◆ YOUR GOAL ◆
Lines that contain "this" are to be counted; give only their number.

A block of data
——
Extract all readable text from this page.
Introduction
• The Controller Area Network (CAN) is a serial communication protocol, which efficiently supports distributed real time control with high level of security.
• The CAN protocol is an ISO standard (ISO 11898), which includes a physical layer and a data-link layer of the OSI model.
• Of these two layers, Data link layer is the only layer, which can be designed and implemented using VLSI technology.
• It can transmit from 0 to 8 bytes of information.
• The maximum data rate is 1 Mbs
——
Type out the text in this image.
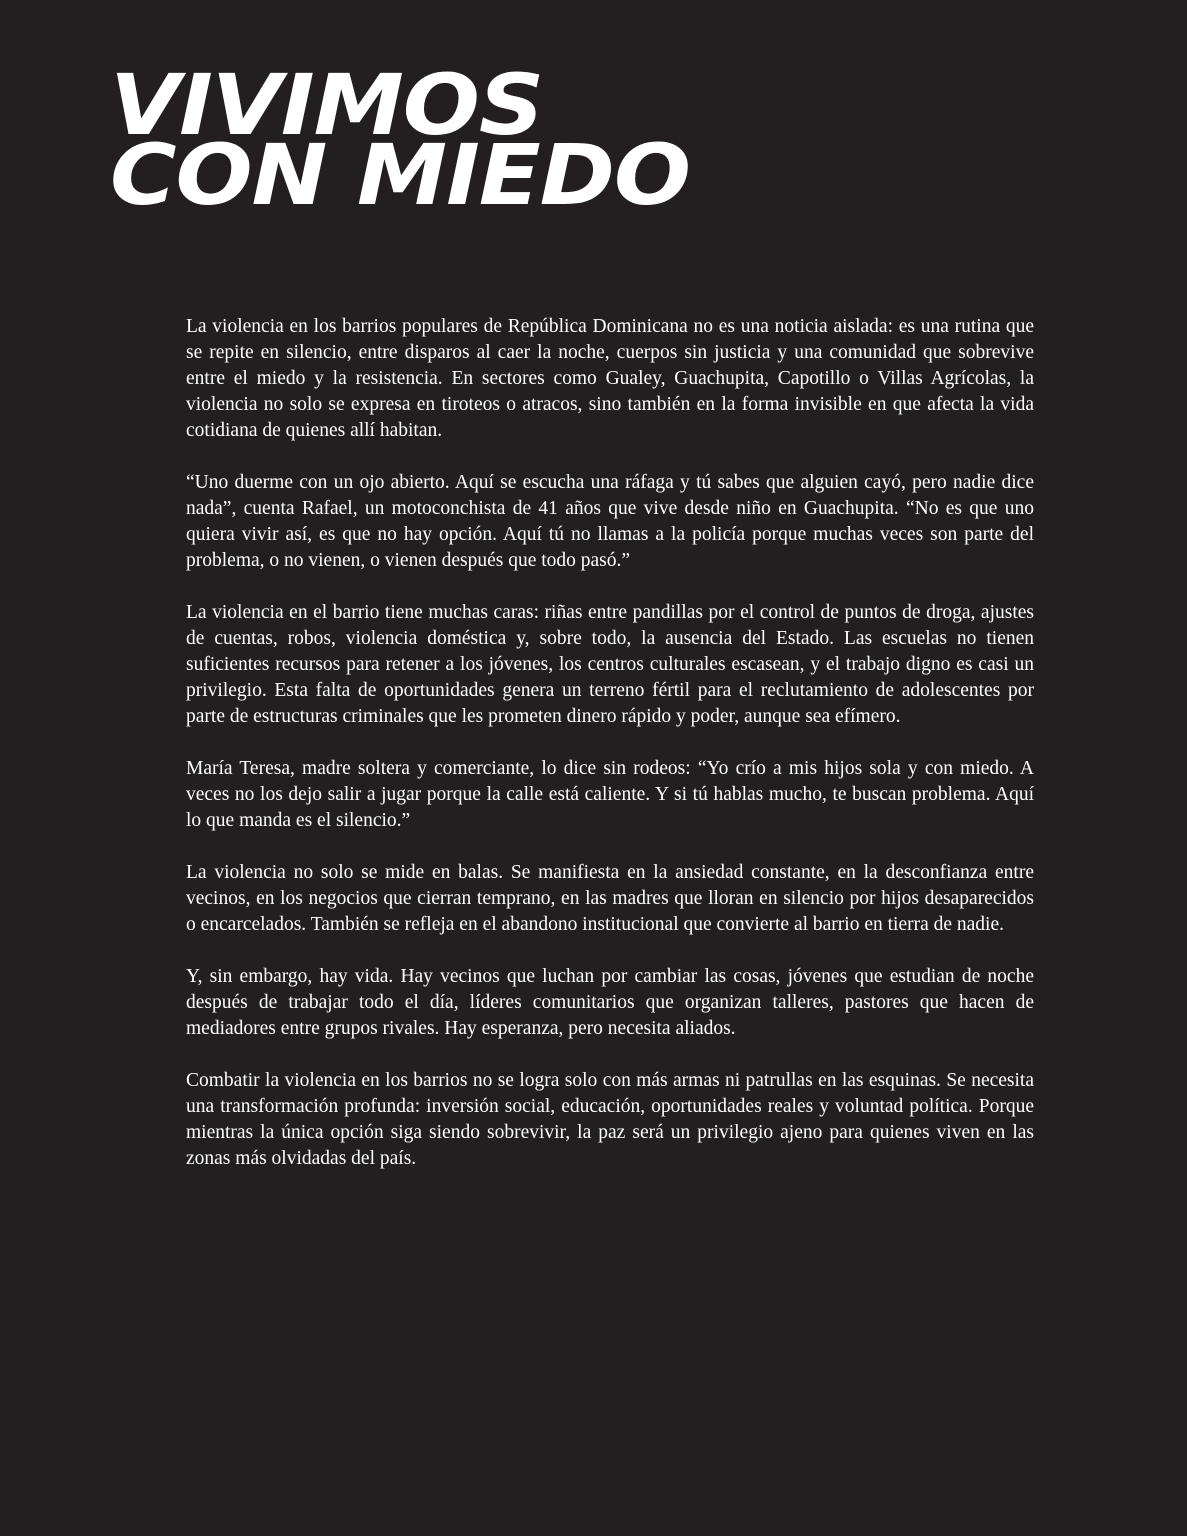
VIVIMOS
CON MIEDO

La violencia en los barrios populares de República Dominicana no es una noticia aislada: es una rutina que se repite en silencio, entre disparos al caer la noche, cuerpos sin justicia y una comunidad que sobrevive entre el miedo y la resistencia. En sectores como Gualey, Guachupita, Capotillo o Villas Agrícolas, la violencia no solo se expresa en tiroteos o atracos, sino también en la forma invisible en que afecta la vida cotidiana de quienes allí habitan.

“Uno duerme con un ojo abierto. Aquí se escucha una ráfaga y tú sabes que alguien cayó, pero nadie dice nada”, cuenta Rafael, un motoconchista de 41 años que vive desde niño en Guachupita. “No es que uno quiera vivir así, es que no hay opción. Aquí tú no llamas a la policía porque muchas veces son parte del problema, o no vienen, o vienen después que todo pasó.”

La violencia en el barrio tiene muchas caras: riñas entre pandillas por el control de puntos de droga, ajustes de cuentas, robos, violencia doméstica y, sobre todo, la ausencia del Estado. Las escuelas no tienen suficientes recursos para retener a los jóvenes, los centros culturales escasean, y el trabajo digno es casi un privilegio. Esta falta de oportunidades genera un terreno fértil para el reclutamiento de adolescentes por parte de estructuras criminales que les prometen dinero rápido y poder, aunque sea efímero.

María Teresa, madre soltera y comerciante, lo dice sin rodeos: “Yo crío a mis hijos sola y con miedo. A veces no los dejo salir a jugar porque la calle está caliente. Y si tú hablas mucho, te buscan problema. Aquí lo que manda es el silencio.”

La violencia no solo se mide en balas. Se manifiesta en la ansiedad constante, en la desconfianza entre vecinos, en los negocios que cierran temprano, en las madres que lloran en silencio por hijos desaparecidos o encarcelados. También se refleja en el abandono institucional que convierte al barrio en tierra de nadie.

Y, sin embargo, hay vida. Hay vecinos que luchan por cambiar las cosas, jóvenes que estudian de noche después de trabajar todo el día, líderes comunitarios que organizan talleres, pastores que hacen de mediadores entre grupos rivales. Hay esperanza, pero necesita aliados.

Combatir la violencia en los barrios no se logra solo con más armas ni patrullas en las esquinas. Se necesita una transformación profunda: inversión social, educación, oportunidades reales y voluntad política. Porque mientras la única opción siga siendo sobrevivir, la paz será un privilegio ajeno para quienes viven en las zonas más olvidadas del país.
——
◆ EXPECTED ANSWER ◆
2